**Problem requirements**
In your copy, leave out the pictures and repeat the entries below exactly.

**Extracted data entries**
* * *

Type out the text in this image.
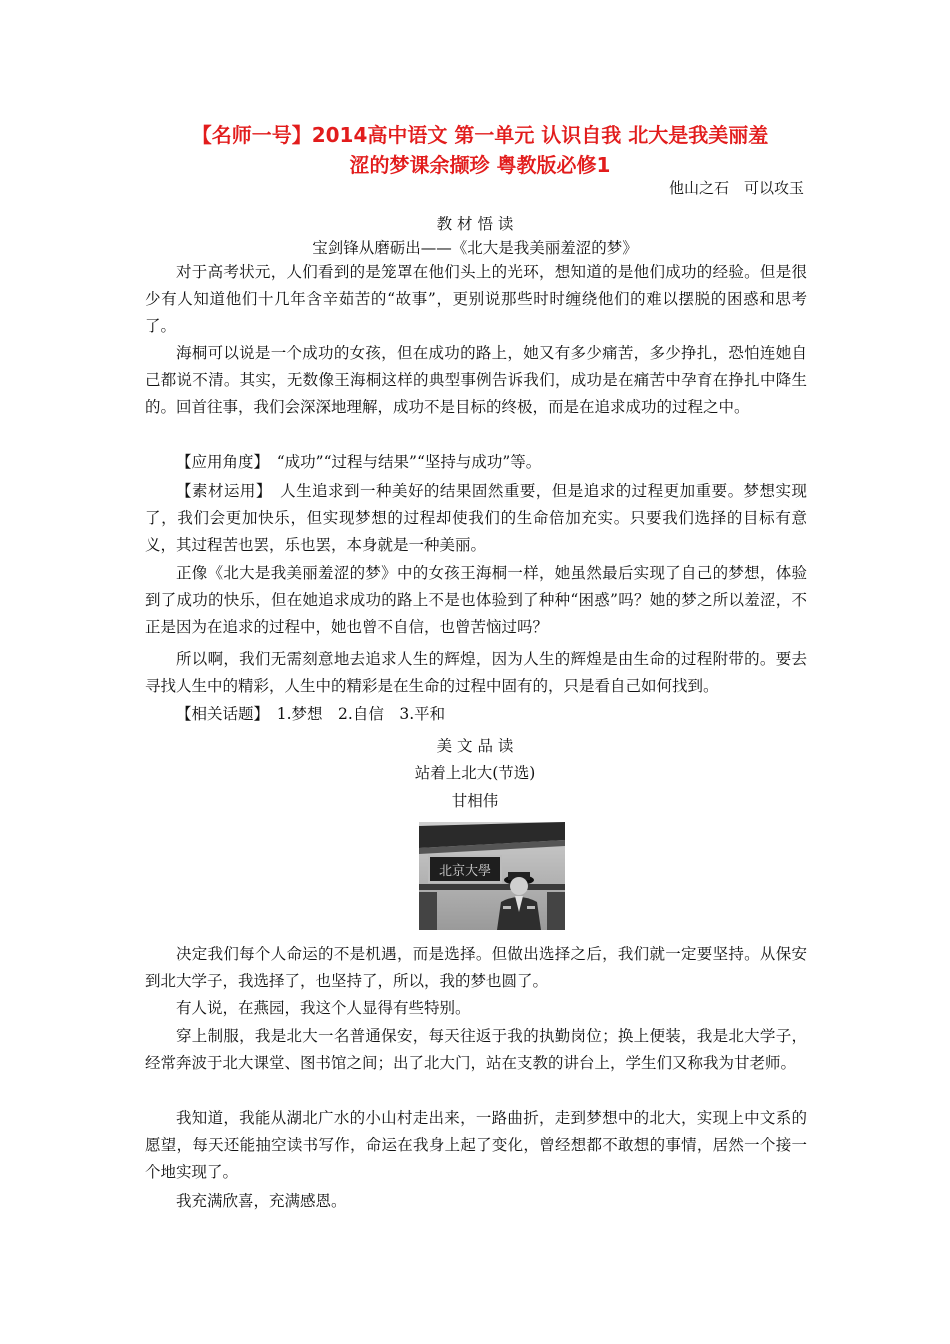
【名师一号】2014高中语文 第一单元 认识自我 北大是我美丽羞
涩的梦课余撷珍 粤教版必修1
他山之石　可以攻玉
教 材 悟 读
宝剑锋从磨砺出——《北大是我美丽羞涩的梦》

对于高考状元，人们看到的是笼罩在他们头上的光环，想知道的是他们成功的经验。但是很少有人知道他们十几年含辛茹苦的“故事”，更别说那些时时缠绕他们的难以摆脱的困惑和思考了。

海桐可以说是一个成功的女孩，但在成功的路上，她又有多少痛苦，多少挣扎，恐怕连她自己都说不清。其实，无数像王海桐这样的典型事例告诉我们，成功是在痛苦中孕育在挣扎中降生的。回首往事，我们会深深地理解，成功不是目标的终极，而是在追求成功的过程之中。

【应用角度】　“成功”“过程与结果”“坚持与成功”等。

【素材运用】　人生追求到一种美好的结果固然重要，但是追求的过程更加重要。梦想实现了，我们会更加快乐，但实现梦想的过程却使我们的生命倍加充实。只要我们选择的目标有意义，其过程苦也罢，乐也罢，本身就是一种美丽。

正像《北大是我美丽羞涩的梦》中的女孩王海桐一样，她虽然最后实现了自己的梦想，体验到了成功的快乐，但在她追求成功的路上不是也体验到了种种“困惑”吗？她的梦之所以羞涩，不正是因为在追求的过程中，她也曾不自信，也曾苦恼过吗？

所以啊，我们无需刻意地去追求人生的辉煌，因为人生的辉煌是由生命的过程附带的。要去寻找人生中的精彩，人生中的精彩是在生命的过程中固有的，只是看自己如何找到。

【相关话题】　1.梦想　2.自信　3.平和

美 文 品 读
站着上北大(节选)
甘相伟
北京大學

决定我们每个人命运的不是机遇，而是选择。但做出选择之后，我们就一定要坚持。从保安到北大学子，我选择了，也坚持了，所以，我的梦也圆了。

有人说，在燕园，我这个人显得有些特别。

穿上制服，我是北大一名普通保安，每天往返于我的执勤岗位；换上便装，我是北大学子，经常奔波于北大课堂、图书馆之间；出了北大门，站在支教的讲台上，学生们又称我为甘老师。

我知道，我能从湖北广水的小山村走出来，一路曲折，走到梦想中的北大，实现上中文系的愿望，每天还能抽空读书写作，命运在我身上起了变化，曾经想都不敢想的事情，居然一个接一个地实现了。

我充满欣喜，充满感恩。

* * *

**The result**
Type out the text in this image.
【名师一号】2014高中语文 第一单元 认识自我 北大是我美丽羞
涩的梦课余撷珍 粤教版必修1
他山之石　可以攻玉
教 材 悟 读
宝剑锋从磨砺出——《北大是我美丽羞涩的梦》

对于高考状元，人们看到的是笼罩在他们头上的光环，想知道的是他们成功的经验。但是很少有人知道他们十几年含辛茹苦的“故事”，更别说那些时时缠绕他们的难以摆脱的困惑和思考了。

海桐可以说是一个成功的女孩，但在成功的路上，她又有多少痛苦，多少挣扎，恐怕连她自己都说不清。其实，无数像王海桐这样的典型事例告诉我们，成功是在痛苦中孕育在挣扎中降生的。回首往事，我们会深深地理解，成功不是目标的终极，而是在追求成功的过程之中。

【应用角度】　“成功”“过程与结果”“坚持与成功”等。

【素材运用】　人生追求到一种美好的结果固然重要，但是追求的过程更加重要。梦想实现了，我们会更加快乐，但实现梦想的过程却使我们的生命倍加充实。只要我们选择的目标有意义，其过程苦也罢，乐也罢，本身就是一种美丽。

正像《北大是我美丽羞涩的梦》中的女孩王海桐一样，她虽然最后实现了自己的梦想，体验到了成功的快乐，但在她追求成功的路上不是也体验到了种种“困惑”吗？她的梦之所以羞涩，不正是因为在追求的过程中，她也曾不自信，也曾苦恼过吗？

所以啊，我们无需刻意地去追求人生的辉煌，因为人生的辉煌是由生命的过程附带的。要去寻找人生中的精彩，人生中的精彩是在生命的过程中固有的，只是看自己如何找到。

【相关话题】　1.梦想　2.自信　3.平和

美 文 品 读
站着上北大(节选)
甘相伟
北京大學

决定我们每个人命运的不是机遇，而是选择。但做出选择之后，我们就一定要坚持。从保安到北大学子，我选择了，也坚持了，所以，我的梦也圆了。

有人说，在燕园，我这个人显得有些特别。

穿上制服，我是北大一名普通保安，每天往返于我的执勤岗位；换上便装，我是北大学子，经常奔波于北大课堂、图书馆之间；出了北大门，站在支教的讲台上，学生们又称我为甘老师。

我知道，我能从湖北广水的小山村走出来，一路曲折，走到梦想中的北大，实现上中文系的愿望，每天还能抽空读书写作，命运在我身上起了变化，曾经想都不敢想的事情，居然一个接一个地实现了。

我充满欣喜，充满感恩。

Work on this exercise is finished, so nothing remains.